Problem: Please copy every record exactly as it is written.

Records provided:
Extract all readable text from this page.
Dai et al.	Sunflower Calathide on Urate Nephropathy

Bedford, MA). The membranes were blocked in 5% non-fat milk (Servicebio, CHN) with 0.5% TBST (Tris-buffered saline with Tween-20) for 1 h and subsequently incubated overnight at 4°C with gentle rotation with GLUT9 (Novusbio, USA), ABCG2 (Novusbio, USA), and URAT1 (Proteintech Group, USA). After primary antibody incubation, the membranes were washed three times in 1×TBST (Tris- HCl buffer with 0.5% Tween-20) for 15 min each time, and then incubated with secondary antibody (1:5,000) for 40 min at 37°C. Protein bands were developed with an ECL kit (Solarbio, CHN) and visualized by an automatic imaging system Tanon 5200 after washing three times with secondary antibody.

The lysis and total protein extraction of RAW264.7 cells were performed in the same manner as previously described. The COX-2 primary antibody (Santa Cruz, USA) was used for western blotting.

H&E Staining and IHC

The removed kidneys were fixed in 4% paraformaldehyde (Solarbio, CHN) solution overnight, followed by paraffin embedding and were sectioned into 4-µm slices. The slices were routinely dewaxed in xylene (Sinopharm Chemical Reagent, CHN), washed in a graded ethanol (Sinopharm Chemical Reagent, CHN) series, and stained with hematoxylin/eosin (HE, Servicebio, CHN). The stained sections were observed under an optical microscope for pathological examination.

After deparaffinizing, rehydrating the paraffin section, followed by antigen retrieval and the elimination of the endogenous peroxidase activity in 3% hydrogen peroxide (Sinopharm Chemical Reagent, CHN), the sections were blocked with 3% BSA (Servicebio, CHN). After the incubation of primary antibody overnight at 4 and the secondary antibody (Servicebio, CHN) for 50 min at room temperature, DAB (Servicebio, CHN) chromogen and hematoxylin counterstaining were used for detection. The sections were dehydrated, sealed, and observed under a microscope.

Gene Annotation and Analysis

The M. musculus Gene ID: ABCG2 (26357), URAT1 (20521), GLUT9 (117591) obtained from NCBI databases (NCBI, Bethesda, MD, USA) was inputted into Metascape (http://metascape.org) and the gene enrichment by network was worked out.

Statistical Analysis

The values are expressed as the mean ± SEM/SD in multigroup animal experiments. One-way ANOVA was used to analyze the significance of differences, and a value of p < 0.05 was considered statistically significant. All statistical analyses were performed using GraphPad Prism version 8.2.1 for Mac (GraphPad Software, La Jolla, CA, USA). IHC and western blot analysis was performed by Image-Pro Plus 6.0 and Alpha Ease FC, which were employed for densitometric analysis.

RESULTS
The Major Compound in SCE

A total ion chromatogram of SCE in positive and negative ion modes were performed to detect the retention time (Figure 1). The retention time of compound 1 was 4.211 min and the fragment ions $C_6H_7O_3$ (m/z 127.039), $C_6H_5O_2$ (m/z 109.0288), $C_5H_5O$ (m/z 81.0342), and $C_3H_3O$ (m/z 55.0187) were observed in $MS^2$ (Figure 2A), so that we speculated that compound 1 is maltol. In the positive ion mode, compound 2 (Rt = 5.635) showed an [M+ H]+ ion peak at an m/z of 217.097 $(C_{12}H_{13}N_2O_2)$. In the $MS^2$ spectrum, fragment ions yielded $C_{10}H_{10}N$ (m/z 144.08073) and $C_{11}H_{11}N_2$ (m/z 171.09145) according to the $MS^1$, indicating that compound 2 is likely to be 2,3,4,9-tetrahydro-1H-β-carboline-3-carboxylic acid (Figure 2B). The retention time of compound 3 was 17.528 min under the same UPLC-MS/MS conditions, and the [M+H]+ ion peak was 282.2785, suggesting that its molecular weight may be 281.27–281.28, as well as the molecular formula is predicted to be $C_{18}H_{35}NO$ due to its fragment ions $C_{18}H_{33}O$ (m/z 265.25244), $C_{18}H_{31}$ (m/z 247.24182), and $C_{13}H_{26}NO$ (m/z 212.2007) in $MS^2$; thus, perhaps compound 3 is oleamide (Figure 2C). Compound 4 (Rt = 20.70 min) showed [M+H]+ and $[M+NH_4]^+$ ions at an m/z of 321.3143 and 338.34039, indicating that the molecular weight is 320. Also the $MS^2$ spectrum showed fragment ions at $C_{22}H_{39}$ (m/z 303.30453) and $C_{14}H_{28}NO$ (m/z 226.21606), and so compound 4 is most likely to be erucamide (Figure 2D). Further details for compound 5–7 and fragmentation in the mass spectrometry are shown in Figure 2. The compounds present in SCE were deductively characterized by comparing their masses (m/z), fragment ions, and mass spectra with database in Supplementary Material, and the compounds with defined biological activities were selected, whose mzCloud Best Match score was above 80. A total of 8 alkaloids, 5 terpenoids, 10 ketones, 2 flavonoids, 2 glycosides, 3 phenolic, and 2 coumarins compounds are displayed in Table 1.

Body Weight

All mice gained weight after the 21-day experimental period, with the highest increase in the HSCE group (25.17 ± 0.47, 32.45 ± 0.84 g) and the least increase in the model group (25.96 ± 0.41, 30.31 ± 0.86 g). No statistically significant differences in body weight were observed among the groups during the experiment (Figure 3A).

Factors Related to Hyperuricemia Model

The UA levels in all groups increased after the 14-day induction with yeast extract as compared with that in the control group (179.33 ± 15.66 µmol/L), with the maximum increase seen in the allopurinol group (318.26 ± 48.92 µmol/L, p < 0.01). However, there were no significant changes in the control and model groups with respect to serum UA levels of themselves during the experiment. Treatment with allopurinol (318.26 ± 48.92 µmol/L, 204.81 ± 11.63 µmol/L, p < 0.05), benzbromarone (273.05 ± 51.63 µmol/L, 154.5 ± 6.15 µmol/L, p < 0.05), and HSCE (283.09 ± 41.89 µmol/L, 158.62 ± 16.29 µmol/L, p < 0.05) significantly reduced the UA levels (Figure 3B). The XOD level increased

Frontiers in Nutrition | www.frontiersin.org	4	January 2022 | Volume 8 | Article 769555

Solution:
Extract all readable text from this page.
Dai et al.	Sunflower Calathide on Urate Nephropathy

Bedford, MA). The membranes were blocked in 5% non-fat milk (Servicebio, CHN) with 0.5% TBST (Tris-buffered saline with Tween-20) for 1 h and subsequently incubated overnight at 4°C with gentle rotation with GLUT9 (Novusbio, USA), ABCG2 (Novusbio, USA), and URAT1 (Proteintech Group, USA). After primary antibody incubation, the membranes were washed three times in 1×TBST (Tris- HCl buffer with 0.5% Tween-20) for 15 min each time, and then incubated with secondary antibody (1:5,000) for 40 min at 37°C. Protein bands were developed with an ECL kit (Solarbio, CHN) and visualized by an automatic imaging system Tanon 5200 after washing three times with secondary antibody.

The lysis and total protein extraction of RAW264.7 cells were performed in the same manner as previously described. The COX-2 primary antibody (Santa Cruz, USA) was used for western blotting.

H&E Staining and IHC

The removed kidneys were fixed in 4% paraformaldehyde (Solarbio, CHN) solution overnight, followed by paraffin embedding and were sectioned into 4-µm slices. The slices were routinely dewaxed in xylene (Sinopharm Chemical Reagent, CHN), washed in a graded ethanol (Sinopharm Chemical Reagent, CHN) series, and stained with hematoxylin/eosin (HE, Servicebio, CHN). The stained sections were observed under an optical microscope for pathological examination.

After deparaffinizing, rehydrating the paraffin section, followed by antigen retrieval and the elimination of the endogenous peroxidase activity in 3% hydrogen peroxide (Sinopharm Chemical Reagent, CHN), the sections were blocked with 3% BSA (Servicebio, CHN). After the incubation of primary antibody overnight at 4 and the secondary antibody (Servicebio, CHN) for 50 min at room temperature, DAB (Servicebio, CHN) chromogen and hematoxylin counterstaining were used for detection. The sections were dehydrated, sealed, and observed under a microscope.

Gene Annotation and Analysis

The M. musculus Gene ID: ABCG2 (26357), URAT1 (20521), GLUT9 (117591) obtained from NCBI databases (NCBI, Bethesda, MD, USA) was inputted into Metascape (http://metascape.org) and the gene enrichment by network was worked out.

Statistical Analysis

The values are expressed as the mean ± SEM/SD in multigroup animal experiments. One-way ANOVA was used to analyze the significance of differences, and a value of p < 0.05 was considered statistically significant. All statistical analyses were performed using GraphPad Prism version 8.2.1 for Mac (GraphPad Software, La Jolla, CA, USA). IHC and western blot analysis was performed by Image-Pro Plus 6.0 and Alpha Ease FC, which were employed for densitometric analysis.

RESULTS
The Major Compound in SCE

A total ion chromatogram of SCE in positive and negative ion modes were performed to detect the retention time (Figure 1). The retention time of compound 1 was 4.211 min and the fragment ions $C_6H_7O_3$ (m/z 127.039), $C_6H_5O_2$ (m/z 109.0288), $C_5H_5O$ (m/z 81.0342), and $C_3H_3O$ (m/z 55.0187) were observed in $MS^2$ (Figure 2A), so that we speculated that compound 1 is maltol. In the positive ion mode, compound 2 (Rt = 5.635) showed an [M+ H]+ ion peak at an m/z of 217.097 $(C_{12}H_{13}N_2O_2)$. In the $MS^2$ spectrum, fragment ions yielded $C_{10}H_{10}N$ (m/z 144.08073) and $C_{11}H_{11}N_2$ (m/z 171.09145) according to the $MS^1$, indicating that compound 2 is likely to be 2,3,4,9-tetrahydro-1H-β-carboline-3-carboxylic acid (Figure 2B). The retention time of compound 3 was 17.528 min under the same UPLC-MS/MS conditions, and the [M+H]+ ion peak was 282.2785, suggesting that its molecular weight may be 281.27–281.28, as well as the molecular formula is predicted to be $C_{18}H_{35}NO$ due to its fragment ions $C_{18}H_{33}O$ (m/z 265.25244), $C_{18}H_{31}$ (m/z 247.24182), and $C_{13}H_{26}NO$ (m/z 212.2007) in $MS^2$; thus, perhaps compound 3 is oleamide (Figure 2C). Compound 4 (Rt = 20.70 min) showed [M+H]+ and $[M+NH_4]^+$ ions at an m/z of 321.3143 and 338.34039, indicating that the molecular weight is 320. Also the $MS^2$ spectrum showed fragment ions at $C_{22}H_{39}$ (m/z 303.30453) and $C_{14}H_{28}NO$ (m/z 226.21606), and so compound 4 is most likely to be erucamide (Figure 2D). Further details for compound 5–7 and fragmentation in the mass spectrometry are shown in Figure 2. The compounds present in SCE were deductively characterized by comparing their masses (m/z), fragment ions, and mass spectra with database in Supplementary Material, and the compounds with defined biological activities were selected, whose mzCloud Best Match score was above 80. A total of 8 alkaloids, 5 terpenoids, 10 ketones, 2 flavonoids, 2 glycosides, 3 phenolic, and 2 coumarins compounds are displayed in Table 1.

Body Weight

All mice gained weight after the 21-day experimental period, with the highest increase in the HSCE group (25.17 ± 0.47, 32.45 ± 0.84 g) and the least increase in the model group (25.96 ± 0.41, 30.31 ± 0.86 g). No statistically significant differences in body weight were observed among the groups during the experiment (Figure 3A).

Factors Related to Hyperuricemia Model

The UA levels in all groups increased after the 14-day induction with yeast extract as compared with that in the control group (179.33 ± 15.66 µmol/L), with the maximum increase seen in the allopurinol group (318.26 ± 48.92 µmol/L, p < 0.01). However, there were no significant changes in the control and model groups with respect to serum UA levels of themselves during the experiment. Treatment with allopurinol (318.26 ± 48.92 µmol/L, 204.81 ± 11.63 µmol/L, p < 0.05), benzbromarone (273.05 ± 51.63 µmol/L, 154.5 ± 6.15 µmol/L, p < 0.05), and HSCE (283.09 ± 41.89 µmol/L, 158.62 ± 16.29 µmol/L, p < 0.05) significantly reduced the UA levels (Figure 3B). The XOD level increased

Frontiers in Nutrition | www.frontiersin.org	4	January 2022 | Volume 8 | Article 769555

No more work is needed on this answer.